- [REQUIRED WORK]
Copy every line in which the string "this" occurs.

>> begin GIVEN INFORMATION

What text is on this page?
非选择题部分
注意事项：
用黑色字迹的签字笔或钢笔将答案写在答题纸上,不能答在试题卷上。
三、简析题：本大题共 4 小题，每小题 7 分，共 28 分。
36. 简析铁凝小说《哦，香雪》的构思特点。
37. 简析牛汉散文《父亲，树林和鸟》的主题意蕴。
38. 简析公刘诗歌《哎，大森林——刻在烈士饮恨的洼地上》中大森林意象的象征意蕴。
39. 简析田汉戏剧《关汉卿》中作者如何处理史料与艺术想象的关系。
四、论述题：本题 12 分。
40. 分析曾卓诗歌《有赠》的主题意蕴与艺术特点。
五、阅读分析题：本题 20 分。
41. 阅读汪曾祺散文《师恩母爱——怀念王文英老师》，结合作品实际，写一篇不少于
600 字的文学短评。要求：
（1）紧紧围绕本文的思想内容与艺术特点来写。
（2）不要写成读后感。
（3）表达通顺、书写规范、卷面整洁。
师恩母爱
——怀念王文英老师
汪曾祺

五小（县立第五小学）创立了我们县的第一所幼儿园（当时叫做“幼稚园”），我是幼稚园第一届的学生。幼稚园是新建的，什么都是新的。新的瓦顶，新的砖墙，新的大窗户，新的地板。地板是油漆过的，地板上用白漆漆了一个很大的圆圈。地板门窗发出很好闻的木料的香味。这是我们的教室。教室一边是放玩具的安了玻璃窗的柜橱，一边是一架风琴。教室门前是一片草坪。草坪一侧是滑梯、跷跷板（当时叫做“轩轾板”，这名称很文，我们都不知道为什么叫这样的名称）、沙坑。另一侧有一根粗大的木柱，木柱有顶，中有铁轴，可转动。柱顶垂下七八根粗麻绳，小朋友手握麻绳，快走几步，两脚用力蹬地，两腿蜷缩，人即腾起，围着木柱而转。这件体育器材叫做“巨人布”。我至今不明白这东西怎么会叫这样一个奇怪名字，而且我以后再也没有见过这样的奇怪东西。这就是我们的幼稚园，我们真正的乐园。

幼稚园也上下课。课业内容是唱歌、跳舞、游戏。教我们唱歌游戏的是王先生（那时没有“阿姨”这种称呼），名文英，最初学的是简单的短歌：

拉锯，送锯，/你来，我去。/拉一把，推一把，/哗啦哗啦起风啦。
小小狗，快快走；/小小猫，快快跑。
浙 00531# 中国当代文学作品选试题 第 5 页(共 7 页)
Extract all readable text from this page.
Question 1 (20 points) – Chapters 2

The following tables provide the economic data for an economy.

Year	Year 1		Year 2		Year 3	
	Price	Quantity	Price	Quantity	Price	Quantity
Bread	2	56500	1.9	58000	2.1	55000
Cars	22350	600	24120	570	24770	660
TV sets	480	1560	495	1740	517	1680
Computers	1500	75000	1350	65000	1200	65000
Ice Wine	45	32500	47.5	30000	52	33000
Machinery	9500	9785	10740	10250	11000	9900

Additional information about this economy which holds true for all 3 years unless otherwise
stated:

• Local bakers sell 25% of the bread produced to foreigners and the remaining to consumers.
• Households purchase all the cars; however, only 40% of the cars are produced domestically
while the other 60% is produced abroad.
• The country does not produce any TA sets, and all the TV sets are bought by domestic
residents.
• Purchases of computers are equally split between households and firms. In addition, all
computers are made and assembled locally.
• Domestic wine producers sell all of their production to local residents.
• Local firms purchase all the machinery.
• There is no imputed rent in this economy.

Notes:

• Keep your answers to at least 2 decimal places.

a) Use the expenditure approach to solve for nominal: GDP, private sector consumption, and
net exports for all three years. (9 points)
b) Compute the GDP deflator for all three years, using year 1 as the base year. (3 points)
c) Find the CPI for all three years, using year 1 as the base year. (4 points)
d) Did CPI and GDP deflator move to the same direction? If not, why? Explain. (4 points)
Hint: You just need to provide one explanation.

>> end GIVEN INFORMATION

- [ANSWER BELOW]
What text is on this page?
Extract all readable text from this page.
Additional information about this economy which holds true for all 3 years unless otherwise
• There is no imputed rent in this economy.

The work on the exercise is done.